> [EXERCISE DESCRIPTION] Extract the listing in its entirety, keeping each line identical to the original.

> [Data records]
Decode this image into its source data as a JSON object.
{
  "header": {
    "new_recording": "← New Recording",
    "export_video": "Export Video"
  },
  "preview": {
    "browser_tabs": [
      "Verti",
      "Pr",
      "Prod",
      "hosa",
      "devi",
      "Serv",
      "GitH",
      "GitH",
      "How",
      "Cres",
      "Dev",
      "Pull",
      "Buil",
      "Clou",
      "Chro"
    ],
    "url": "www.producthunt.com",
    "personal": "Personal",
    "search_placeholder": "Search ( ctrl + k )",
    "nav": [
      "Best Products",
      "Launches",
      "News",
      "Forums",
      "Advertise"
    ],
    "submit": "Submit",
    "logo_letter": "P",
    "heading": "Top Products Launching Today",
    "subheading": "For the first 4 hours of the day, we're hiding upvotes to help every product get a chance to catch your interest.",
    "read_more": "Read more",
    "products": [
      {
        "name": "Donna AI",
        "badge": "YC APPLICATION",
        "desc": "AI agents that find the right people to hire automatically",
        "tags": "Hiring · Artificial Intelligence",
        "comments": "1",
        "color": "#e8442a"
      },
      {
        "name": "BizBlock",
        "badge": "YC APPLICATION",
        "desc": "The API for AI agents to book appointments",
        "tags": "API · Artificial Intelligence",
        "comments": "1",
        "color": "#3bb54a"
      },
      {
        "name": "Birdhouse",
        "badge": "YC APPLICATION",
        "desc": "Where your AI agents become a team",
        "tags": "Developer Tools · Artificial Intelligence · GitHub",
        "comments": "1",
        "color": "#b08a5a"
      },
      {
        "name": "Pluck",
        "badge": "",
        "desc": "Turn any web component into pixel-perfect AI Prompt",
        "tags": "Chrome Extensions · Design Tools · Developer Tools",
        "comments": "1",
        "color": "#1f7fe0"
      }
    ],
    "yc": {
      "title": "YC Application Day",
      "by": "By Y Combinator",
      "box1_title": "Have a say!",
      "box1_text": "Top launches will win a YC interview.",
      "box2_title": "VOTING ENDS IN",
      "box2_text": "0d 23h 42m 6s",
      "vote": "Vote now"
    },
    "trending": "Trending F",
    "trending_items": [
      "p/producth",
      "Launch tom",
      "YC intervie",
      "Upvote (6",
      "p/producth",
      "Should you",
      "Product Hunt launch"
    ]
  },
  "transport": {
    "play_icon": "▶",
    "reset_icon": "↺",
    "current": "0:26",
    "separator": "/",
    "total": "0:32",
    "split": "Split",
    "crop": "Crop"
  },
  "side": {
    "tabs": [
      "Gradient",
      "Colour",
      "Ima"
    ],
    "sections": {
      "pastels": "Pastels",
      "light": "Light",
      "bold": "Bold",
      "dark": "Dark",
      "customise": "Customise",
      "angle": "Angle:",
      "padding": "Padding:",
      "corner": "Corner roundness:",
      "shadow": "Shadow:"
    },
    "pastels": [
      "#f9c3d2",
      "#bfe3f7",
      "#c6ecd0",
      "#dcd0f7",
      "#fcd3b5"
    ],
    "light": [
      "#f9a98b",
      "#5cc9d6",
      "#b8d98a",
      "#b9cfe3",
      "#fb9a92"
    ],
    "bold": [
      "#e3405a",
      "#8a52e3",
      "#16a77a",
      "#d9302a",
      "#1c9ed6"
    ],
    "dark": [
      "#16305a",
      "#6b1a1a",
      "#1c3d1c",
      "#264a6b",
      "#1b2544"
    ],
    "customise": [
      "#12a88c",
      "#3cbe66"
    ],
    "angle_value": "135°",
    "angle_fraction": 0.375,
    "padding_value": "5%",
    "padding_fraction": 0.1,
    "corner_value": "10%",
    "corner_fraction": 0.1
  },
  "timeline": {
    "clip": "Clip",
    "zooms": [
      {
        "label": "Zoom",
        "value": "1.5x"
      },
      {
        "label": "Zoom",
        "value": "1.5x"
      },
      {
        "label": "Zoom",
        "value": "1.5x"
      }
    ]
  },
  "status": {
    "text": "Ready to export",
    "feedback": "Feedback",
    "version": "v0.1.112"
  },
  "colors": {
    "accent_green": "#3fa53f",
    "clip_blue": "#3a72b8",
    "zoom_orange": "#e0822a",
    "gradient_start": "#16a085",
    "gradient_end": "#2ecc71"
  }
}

> [ANSWER]
Decode this image into its source data as a JSON object.
{
  "header": {
    "new_recording": "← New Recording",
    "export_video": "Export Video"
  },
  "preview": {
    "browser_tabs": [
      "Verti",
      "Pr",
      "Prod",
      "hosa",
      "devi",
      "Serv",
      "GitH",
      "GitH",
      "How",
      "Cres",
      "Dev",
      "Pull",
      "Buil",
      "Clou",
      "Chro"
    ],
    "url": "www.producthunt.com",
    "personal": "Personal",
    "search_placeholder": "Search ( ctrl + k )",
    "nav": [
      "Best Products",
      "Launches",
      "News",
      "Forums",
      "Advertise"
    ],
    "submit": "Submit",
    "logo_letter": "P",
    "heading": "Top Products Launching Today",
    "subheading": "For the first 4 hours of the day, we're hiding upvotes to help every product get a chance to catch your interest.",
    "read_more": "Read more",
    "products": [
      {
        "name": "Donna AI",
        "badge": "YC APPLICATION",
        "desc": "AI agents that find the right people to hire automatically",
        "tags": "Hiring · Artificial Intelligence",
        "comments": "1",
        "color": "#e8442a"
      },
      {
        "name": "BizBlock",
        "badge": "YC APPLICATION",
        "desc": "The API for AI agents to book appointments",
        "tags": "API · Artificial Intelligence",
        "comments": "1",
        "color": "#3bb54a"
      },
      {
        "name": "Birdhouse",
        "badge": "YC APPLICATION",
        "desc": "Where your AI agents become a team",
        "tags": "Developer Tools · Artificial Intelligence · GitHub",
        "comments": "1",
        "color": "#b08a5a"
      },
      {
        "name": "Pluck",
        "badge": "",
        "desc": "Turn any web component into pixel-perfect AI Prompt",
        "tags": "Chrome Extensions · Design Tools · Developer Tools",
        "comments": "1",
        "color": "#1f7fe0"
      }
    ],
    "yc": {
      "title": "YC Application Day",
      "by": "By Y Combinator",
      "box1_title": "Have a say!",
      "box1_text": "Top launches will win a YC interview.",
      "box2_title": "VOTING ENDS IN",
      "box2_text": "0d 23h 42m 6s",
      "vote": "Vote now"
    },
    "trending": "Trending F",
    "trending_items": [
      "p/producth",
      "Launch tom",
      "YC intervie",
      "Upvote (6",
      "p/producth",
      "Should you",
      "Product Hunt launch"
    ]
  },
  "transport": {
    "play_icon": "▶",
    "reset_icon": "↺",
    "current": "0:26",
    "separator": "/",
    "total": "0:32",
    "split": "Split",
    "crop": "Crop"
  },
  "side": {
    "tabs": [
      "Gradient",
      "Colour",
      "Ima"
    ],
    "sections": {
      "pastels": "Pastels",
      "light": "Light",
      "bold": "Bold",
      "dark": "Dark",
      "customise": "Customise",
      "angle": "Angle:",
      "padding": "Padding:",
      "corner": "Corner roundness:",
      "shadow": "Shadow:"
    },
    "pastels": [
      "#f9c3d2",
      "#bfe3f7",
      "#c6ecd0",
      "#dcd0f7",
      "#fcd3b5"
    ],
    "light": [
      "#f9a98b",
      "#5cc9d6",
      "#b8d98a",
      "#b9cfe3",
      "#fb9a92"
    ],
    "bold": [
      "#e3405a",
      "#8a52e3",
      "#16a77a",
      "#d9302a",
      "#1c9ed6"
    ],
    "dark": [
      "#16305a",
      "#6b1a1a",
      "#1c3d1c",
      "#264a6b",
      "#1b2544"
    ],
    "customise": [
      "#12a88c",
      "#3cbe66"
    ],
    "angle_value": "135°",
    "angle_fraction": 0.375,
    "padding_value": "5%",
    "padding_fraction": 0.1,
    "corner_value": "10%",
    "corner_fraction": 0.1
  },
  "timeline": {
    "clip": "Clip",
    "zooms": [
      {
        "label": "Zoom",
        "value": "1.5x"
      },
      {
        "label": "Zoom",
        "value": "1.5x"
      },
      {
        "label": "Zoom",
        "value": "1.5x"
      }
    ]
  },
  "status": {
    "text": "Ready to export",
    "feedback": "Feedback",
    "version": "v0.1.112"
  },
  "colors": {
    "accent_green": "#3fa53f",
    "clip_blue": "#3a72b8",
    "zoom_orange": "#e0822a",
    "gradient_start": "#16a085",
    "gradient_end": "#2ecc71"
  }
}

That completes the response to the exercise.